═══ EXERCISE DATA ═══

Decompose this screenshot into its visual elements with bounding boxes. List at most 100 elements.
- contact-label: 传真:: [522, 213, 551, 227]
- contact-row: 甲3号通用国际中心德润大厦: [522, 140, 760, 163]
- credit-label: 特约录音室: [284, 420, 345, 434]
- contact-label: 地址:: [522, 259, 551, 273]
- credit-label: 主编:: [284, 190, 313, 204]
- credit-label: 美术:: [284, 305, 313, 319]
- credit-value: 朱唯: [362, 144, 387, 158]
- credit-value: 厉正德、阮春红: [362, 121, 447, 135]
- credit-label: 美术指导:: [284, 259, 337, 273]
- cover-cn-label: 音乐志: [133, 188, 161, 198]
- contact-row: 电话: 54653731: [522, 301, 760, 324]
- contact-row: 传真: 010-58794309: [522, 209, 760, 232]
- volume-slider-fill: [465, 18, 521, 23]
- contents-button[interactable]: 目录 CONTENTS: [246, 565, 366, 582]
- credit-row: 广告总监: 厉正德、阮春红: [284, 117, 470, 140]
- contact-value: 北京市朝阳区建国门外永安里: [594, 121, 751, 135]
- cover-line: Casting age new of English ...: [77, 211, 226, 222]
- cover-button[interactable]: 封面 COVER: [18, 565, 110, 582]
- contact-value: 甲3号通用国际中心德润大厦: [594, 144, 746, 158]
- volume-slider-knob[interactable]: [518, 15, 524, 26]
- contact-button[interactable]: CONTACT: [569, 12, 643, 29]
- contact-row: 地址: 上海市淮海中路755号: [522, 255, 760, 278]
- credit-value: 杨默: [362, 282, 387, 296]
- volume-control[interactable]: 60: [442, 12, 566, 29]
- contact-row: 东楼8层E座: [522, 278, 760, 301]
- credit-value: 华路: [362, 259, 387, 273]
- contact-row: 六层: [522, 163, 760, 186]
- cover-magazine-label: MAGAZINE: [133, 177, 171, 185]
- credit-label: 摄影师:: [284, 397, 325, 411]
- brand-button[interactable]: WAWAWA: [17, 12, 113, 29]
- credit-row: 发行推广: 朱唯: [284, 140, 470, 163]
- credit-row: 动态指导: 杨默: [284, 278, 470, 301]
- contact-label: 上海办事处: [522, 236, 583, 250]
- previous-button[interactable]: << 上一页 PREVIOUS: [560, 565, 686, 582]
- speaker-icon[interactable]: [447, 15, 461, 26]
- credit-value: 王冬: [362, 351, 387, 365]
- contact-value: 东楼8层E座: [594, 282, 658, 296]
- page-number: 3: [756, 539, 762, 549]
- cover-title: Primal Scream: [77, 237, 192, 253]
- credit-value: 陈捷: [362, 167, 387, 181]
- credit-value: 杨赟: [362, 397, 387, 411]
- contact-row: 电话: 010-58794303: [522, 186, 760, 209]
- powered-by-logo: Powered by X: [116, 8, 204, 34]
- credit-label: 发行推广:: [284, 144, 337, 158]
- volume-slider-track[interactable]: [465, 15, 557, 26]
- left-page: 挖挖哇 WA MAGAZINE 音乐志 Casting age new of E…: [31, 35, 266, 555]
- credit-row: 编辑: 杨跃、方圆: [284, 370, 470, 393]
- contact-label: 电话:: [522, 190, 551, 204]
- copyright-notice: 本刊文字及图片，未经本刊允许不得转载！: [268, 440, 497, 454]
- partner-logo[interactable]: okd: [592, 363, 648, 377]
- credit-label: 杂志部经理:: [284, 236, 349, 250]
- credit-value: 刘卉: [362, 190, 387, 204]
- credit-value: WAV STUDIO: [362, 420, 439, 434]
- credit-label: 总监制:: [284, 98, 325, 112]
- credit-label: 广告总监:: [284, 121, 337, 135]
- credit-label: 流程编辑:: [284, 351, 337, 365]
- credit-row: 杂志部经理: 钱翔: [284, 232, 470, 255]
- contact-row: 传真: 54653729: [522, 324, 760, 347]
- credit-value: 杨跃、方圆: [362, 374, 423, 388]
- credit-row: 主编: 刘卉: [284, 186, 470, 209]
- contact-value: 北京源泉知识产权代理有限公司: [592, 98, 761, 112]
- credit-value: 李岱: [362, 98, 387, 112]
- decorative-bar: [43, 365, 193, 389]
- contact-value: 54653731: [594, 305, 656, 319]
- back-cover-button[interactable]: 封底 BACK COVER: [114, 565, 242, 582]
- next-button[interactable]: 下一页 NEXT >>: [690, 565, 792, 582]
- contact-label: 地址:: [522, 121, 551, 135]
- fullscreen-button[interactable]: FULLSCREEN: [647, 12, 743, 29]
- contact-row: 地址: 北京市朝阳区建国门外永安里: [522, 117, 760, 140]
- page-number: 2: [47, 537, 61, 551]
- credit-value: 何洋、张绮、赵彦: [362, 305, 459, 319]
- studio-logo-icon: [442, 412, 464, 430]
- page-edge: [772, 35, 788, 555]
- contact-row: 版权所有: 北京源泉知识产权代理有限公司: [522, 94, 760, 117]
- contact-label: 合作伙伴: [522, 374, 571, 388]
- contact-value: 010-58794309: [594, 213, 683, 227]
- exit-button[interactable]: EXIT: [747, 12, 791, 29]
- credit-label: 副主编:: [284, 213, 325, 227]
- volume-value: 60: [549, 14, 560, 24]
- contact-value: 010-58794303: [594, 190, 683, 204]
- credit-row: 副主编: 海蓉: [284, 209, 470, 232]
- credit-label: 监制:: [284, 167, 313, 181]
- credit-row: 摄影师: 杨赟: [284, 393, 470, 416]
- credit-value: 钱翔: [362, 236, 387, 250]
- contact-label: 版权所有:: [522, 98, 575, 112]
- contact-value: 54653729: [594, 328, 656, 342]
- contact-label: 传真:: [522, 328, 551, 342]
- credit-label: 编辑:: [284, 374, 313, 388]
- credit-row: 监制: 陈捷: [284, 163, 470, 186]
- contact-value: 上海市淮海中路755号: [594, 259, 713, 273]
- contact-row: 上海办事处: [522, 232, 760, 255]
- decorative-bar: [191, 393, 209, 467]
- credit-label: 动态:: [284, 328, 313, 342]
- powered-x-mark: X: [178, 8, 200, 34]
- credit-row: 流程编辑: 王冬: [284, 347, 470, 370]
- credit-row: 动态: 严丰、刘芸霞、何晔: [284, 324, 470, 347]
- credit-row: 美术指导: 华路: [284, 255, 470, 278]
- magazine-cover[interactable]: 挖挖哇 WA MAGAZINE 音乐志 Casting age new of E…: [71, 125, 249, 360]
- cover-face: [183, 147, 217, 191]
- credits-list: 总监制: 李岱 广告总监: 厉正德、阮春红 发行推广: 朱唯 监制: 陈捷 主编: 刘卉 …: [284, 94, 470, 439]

═══

## OBJECTIVE
Recast the listing above, from its first line through the line containing "- cover-line: Casting", as a Markdown table with the columns "No." and "Listing Entry", one numbered row per line, leaving out any blank lines.

## FINAL RESULT
| No. | Listing Entry |
|---|---|
| 1 | Decompose this screenshot into its visual elements with bounding boxes. List at most 100 elements. |
| 2 | - contact-label: 传真:: [522, 213, 551, 227] |
| 3 | - contact-row: 甲3号通用国际中心德润大厦: [522, 140, 760, 163] |
| 4 | - credit-label: 特约录音室: [284, 420, 345, 434] |
| 5 | - contact-label: 地址:: [522, 259, 551, 273] |
| 6 | - credit-label: 主编:: [284, 190, 313, 204] |
| 7 | - credit-label: 美术:: [284, 305, 313, 319] |
| 8 | - credit-value: 朱唯: [362, 144, 387, 158] |
| 9 | - credit-value: 厉正德、阮春红: [362, 121, 447, 135] |
| 10 | - credit-label: 美术指导:: [284, 259, 337, 273] |
| 11 | - cover-cn-label: 音乐志: [133, 188, 161, 198] |
| 12 | - contact-row: 电话: 54653731: [522, 301, 760, 324] |
| 13 | - contact-row: 传真: 010-58794309: [522, 209, 760, 232] |
| 14 | - volume-slider-fill: [465, 18, 521, 23] |
| 15 | - contents-button[interactable]: 目录 CONTENTS: [246, 565, 366, 582] |
| 16 | - credit-row: 广告总监: 厉正德、阮春红: [284, 117, 470, 140] |
| 17 | - contact-value: 北京市朝阳区建国门外永安里: [594, 121, 751, 135] |
| 18 | - cover-line: Casting age new of English ...: [77, 211, 226, 222] |